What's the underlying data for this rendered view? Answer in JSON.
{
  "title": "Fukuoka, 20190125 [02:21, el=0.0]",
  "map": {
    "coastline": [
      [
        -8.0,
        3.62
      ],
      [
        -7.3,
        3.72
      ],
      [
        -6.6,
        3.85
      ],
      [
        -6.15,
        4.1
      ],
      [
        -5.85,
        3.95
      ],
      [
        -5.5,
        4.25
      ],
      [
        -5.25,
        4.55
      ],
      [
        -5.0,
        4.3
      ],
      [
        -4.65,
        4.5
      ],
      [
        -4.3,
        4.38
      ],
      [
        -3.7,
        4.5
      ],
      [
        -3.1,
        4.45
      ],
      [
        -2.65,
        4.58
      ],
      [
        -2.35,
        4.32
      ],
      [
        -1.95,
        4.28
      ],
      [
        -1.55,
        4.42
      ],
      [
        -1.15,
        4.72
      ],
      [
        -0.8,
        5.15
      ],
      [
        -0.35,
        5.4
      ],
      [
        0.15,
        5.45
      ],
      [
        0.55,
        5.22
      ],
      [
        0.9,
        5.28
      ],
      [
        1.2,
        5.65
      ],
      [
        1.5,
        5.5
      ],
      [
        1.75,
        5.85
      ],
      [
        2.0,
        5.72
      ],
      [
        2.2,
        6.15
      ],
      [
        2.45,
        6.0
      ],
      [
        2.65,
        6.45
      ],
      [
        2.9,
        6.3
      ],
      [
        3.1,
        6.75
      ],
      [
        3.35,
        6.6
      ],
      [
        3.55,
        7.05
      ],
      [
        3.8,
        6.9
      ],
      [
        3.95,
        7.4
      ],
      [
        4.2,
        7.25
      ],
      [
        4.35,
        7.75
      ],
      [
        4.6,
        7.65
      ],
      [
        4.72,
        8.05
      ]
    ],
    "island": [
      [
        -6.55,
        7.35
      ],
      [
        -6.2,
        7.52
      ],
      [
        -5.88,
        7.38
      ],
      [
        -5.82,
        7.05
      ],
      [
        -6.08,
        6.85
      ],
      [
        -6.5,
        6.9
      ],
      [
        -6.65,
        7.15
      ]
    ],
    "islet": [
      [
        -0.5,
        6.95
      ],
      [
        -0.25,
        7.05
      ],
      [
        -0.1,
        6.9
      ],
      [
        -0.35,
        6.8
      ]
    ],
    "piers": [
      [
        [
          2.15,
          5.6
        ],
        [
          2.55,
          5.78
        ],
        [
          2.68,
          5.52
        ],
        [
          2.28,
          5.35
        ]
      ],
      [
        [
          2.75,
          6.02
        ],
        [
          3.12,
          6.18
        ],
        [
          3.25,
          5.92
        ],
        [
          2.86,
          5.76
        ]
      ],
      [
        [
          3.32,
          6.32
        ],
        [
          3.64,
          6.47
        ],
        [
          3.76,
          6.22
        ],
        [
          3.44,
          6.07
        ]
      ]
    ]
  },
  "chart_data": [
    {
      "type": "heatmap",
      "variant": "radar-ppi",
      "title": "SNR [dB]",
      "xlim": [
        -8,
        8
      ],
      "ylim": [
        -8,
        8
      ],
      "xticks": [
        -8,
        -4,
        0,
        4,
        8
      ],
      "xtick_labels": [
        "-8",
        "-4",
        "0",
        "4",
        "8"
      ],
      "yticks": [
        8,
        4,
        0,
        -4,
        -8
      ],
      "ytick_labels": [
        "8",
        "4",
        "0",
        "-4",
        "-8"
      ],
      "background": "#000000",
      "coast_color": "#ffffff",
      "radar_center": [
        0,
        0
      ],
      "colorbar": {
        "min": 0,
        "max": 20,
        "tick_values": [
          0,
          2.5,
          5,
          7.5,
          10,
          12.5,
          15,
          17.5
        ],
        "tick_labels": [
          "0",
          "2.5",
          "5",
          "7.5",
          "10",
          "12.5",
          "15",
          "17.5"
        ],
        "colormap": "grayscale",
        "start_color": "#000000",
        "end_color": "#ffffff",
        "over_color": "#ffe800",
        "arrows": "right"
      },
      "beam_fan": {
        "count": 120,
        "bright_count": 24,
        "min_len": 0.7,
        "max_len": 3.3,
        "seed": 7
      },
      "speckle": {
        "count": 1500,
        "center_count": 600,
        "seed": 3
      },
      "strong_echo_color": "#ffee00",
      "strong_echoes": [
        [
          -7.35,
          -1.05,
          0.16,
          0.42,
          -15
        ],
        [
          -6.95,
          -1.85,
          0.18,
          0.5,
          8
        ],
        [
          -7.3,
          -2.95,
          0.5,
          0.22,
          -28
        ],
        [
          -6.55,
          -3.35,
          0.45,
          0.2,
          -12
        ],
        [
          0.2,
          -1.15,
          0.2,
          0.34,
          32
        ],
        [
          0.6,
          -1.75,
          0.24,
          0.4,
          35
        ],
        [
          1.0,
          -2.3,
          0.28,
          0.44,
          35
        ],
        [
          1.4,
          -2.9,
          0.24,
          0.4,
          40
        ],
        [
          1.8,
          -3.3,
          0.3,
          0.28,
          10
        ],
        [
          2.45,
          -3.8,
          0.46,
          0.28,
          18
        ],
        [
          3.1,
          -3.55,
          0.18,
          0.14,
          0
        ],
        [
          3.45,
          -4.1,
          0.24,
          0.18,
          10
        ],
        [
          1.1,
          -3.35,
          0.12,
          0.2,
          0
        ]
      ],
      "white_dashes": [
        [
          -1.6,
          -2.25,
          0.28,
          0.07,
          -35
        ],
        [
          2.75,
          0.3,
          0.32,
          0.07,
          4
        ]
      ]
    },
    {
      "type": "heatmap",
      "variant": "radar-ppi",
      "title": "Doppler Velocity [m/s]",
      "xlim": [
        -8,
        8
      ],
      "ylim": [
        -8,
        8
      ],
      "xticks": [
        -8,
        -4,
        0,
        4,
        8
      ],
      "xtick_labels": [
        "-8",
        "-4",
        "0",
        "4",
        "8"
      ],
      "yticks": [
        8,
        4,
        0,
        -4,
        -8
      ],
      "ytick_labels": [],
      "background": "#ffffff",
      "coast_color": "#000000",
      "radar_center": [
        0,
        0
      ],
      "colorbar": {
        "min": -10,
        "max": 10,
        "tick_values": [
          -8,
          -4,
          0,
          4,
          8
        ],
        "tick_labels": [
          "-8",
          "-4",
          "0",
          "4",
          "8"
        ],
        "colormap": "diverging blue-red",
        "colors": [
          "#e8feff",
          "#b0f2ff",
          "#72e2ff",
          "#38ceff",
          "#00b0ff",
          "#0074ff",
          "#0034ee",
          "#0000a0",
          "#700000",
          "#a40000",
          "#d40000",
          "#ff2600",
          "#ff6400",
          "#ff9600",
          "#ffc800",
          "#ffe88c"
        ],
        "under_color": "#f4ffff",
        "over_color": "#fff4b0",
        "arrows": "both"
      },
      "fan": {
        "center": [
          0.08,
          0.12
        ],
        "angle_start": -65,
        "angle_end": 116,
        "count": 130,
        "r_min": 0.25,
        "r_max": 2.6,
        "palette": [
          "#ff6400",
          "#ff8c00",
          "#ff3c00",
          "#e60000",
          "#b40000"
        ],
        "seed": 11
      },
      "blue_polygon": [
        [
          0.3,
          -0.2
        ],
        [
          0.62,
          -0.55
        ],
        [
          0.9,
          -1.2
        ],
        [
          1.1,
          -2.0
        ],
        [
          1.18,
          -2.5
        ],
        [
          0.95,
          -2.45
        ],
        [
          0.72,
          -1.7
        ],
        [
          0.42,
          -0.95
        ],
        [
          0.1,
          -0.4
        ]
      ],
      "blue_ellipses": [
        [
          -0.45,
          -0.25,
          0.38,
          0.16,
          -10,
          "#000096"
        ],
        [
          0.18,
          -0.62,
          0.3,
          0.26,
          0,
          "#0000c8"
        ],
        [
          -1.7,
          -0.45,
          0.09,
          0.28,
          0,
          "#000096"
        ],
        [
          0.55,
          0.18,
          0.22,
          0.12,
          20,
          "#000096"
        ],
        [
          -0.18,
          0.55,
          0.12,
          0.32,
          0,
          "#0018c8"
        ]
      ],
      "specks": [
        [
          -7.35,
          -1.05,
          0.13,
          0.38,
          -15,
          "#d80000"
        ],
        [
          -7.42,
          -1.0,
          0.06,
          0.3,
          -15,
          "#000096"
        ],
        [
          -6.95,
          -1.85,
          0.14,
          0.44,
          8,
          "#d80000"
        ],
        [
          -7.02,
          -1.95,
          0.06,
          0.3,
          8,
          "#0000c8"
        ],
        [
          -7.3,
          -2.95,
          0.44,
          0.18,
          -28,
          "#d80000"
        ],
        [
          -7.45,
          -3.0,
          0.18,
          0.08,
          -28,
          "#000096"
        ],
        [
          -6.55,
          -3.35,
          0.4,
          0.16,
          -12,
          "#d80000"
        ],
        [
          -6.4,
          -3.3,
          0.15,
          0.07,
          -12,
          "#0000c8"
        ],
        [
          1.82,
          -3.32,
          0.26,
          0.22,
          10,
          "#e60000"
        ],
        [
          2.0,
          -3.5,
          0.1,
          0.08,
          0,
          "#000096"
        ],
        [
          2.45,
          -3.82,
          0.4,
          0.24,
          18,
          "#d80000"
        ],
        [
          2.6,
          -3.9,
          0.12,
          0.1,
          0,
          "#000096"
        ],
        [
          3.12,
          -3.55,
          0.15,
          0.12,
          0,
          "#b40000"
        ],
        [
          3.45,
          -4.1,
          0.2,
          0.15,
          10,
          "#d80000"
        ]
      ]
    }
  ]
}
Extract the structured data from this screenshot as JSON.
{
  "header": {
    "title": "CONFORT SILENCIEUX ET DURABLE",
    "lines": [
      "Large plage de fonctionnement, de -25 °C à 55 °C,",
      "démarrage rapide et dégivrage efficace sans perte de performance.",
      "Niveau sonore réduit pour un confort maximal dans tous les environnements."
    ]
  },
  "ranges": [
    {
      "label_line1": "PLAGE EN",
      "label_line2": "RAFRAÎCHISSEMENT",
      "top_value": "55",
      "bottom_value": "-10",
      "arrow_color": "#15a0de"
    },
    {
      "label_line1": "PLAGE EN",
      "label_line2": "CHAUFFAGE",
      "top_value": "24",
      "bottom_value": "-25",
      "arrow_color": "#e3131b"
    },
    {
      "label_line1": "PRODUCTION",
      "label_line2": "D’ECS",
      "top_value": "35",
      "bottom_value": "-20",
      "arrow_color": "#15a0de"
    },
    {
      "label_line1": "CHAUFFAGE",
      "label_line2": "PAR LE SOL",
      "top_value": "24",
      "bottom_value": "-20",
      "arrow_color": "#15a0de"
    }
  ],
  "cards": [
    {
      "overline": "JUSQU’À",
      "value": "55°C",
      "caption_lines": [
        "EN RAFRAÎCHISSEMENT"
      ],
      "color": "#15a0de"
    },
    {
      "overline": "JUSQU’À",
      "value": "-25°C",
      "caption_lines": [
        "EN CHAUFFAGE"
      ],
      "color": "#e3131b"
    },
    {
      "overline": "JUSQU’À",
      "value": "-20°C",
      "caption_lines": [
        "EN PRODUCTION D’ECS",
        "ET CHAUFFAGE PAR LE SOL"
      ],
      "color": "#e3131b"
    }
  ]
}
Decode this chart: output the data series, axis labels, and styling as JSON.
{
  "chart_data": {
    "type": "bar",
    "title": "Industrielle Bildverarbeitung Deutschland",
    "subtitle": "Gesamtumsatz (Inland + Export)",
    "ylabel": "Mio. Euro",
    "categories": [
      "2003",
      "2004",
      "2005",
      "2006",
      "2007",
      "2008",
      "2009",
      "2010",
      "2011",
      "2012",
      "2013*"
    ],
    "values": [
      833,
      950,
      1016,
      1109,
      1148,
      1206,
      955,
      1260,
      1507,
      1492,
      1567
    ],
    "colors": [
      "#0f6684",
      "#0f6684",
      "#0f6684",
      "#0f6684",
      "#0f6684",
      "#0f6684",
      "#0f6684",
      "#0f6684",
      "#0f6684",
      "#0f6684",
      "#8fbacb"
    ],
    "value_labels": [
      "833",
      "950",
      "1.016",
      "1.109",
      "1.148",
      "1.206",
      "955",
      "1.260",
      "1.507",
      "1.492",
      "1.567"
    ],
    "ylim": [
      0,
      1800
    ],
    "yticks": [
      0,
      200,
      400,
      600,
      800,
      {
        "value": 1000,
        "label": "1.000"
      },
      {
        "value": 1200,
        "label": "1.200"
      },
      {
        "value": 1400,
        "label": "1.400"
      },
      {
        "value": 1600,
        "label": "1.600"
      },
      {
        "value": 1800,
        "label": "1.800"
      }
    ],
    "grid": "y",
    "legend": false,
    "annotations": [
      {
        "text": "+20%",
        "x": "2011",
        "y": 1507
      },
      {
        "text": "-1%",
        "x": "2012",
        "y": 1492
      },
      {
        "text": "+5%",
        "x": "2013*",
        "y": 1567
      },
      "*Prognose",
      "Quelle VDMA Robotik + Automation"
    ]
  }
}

=-=-=

WHAT THE EXERCISE ASKS
Your answer should be a single number: how many lines in the data above include "background"?

EXPECTED ANSWER
2